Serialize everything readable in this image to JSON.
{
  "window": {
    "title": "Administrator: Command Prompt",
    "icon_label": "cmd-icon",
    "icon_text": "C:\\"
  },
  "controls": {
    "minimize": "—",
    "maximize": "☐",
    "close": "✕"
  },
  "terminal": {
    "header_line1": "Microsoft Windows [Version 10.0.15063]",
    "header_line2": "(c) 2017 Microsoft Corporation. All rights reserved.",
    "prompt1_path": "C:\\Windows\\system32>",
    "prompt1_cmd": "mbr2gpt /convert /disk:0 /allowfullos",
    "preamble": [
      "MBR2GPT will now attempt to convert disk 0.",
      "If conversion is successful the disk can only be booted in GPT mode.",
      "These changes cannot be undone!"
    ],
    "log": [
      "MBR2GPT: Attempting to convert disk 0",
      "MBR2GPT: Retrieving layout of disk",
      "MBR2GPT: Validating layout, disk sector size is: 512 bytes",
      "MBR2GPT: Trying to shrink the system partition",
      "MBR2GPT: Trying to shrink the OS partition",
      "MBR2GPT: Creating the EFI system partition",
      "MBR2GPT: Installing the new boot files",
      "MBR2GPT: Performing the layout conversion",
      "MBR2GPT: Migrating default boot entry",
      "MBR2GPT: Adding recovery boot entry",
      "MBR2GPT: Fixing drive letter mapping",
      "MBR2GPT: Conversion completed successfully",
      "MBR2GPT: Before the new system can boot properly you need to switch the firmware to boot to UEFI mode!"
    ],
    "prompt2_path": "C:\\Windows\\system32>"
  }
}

--------------------

SET TASK:
In the entries above, find every line with the word "layout" and list it.

TASK OUTPUT:
      "MBR2GPT: Retrieving layout of disk",
      "MBR2GPT: Validating layout, disk sector size is: 512 bytes",
      "MBR2GPT: Performing the layout conversion",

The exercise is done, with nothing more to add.